- _ROWS_:
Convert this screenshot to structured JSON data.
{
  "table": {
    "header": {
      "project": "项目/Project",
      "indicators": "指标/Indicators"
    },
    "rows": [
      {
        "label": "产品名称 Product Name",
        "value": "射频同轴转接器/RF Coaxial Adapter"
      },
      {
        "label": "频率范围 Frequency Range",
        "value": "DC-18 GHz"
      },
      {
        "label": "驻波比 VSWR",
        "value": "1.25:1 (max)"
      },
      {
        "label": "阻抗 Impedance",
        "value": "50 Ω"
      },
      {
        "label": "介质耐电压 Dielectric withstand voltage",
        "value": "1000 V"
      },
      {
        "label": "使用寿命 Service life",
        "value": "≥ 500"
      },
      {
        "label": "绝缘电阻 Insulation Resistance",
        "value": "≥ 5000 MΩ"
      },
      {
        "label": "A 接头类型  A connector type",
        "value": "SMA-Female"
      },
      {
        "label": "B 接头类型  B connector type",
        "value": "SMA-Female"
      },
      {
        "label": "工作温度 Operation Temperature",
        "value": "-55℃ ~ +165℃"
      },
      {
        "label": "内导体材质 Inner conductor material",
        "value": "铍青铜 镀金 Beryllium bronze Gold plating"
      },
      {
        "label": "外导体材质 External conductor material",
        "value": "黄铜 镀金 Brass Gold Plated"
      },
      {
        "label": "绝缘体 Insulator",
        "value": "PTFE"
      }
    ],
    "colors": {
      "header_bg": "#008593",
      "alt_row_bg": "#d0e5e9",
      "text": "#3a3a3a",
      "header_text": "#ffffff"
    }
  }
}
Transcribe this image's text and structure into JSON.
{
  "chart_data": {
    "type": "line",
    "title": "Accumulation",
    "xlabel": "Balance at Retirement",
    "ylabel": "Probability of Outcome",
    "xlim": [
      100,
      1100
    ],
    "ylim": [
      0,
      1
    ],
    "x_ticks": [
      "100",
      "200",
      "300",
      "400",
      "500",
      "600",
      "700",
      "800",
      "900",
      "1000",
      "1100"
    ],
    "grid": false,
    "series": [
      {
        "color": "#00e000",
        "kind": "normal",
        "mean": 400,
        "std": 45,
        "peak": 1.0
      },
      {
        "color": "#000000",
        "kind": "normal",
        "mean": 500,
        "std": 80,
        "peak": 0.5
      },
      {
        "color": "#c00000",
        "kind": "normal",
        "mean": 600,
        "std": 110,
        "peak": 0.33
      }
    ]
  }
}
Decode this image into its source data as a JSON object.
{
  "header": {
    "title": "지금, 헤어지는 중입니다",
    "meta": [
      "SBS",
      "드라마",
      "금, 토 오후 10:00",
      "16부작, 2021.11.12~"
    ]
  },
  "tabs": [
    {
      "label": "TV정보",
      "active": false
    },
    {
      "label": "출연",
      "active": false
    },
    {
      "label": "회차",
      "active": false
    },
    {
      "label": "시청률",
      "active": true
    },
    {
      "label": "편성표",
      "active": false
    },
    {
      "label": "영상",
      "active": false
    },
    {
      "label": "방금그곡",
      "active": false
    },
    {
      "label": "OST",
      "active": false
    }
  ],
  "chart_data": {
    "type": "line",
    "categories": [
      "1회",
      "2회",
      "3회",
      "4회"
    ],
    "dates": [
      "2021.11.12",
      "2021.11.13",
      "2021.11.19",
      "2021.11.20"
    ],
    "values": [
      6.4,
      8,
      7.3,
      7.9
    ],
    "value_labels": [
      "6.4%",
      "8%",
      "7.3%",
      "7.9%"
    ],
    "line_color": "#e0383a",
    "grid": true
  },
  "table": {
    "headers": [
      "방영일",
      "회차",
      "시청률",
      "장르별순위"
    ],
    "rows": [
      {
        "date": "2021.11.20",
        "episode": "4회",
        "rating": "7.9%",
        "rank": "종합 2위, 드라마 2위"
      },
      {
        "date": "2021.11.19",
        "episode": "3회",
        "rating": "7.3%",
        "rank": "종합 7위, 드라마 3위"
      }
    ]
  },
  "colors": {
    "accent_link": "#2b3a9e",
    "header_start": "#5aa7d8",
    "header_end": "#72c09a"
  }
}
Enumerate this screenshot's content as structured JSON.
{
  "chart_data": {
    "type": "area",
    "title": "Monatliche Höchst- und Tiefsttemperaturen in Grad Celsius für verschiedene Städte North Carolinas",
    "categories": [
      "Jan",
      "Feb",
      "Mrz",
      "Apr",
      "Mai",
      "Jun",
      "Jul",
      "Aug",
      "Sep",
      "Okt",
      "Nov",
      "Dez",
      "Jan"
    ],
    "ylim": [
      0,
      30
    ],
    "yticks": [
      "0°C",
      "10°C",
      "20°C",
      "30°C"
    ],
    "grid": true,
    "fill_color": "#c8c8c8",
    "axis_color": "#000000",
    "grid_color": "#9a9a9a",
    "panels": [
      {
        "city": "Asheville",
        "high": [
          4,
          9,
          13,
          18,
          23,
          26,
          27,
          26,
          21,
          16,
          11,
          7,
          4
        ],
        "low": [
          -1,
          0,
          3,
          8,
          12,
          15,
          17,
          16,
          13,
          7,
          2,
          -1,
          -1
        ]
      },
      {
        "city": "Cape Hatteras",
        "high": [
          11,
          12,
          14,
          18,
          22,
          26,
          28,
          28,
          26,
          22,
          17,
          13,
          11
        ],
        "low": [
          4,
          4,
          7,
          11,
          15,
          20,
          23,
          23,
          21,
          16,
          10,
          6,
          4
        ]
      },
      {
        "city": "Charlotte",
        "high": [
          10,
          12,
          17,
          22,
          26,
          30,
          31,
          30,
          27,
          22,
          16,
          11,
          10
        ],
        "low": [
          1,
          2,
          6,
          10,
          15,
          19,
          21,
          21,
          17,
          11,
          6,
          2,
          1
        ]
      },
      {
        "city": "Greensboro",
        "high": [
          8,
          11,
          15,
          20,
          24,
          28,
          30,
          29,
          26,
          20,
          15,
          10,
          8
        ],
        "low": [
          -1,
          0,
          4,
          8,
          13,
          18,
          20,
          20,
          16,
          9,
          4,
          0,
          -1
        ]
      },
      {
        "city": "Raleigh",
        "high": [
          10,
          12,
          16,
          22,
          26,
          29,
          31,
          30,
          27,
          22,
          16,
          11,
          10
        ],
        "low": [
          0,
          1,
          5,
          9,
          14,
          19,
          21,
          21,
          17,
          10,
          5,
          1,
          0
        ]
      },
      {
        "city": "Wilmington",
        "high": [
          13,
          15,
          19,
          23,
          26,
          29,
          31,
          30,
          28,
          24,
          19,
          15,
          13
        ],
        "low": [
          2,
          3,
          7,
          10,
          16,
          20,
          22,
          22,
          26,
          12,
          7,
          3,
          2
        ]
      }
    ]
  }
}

- _WHAT IS EXPECTED_:
Examine the records and pull out every line where the string "this" occurs.

- _ANSWER TO THE TASK_:
Convert this screenshot to structured JSON data.
Transcribe this image's text and structure into JSON.
Decode this image into its source data as a JSON object.
Enumerate this screenshot's content as structured JSON.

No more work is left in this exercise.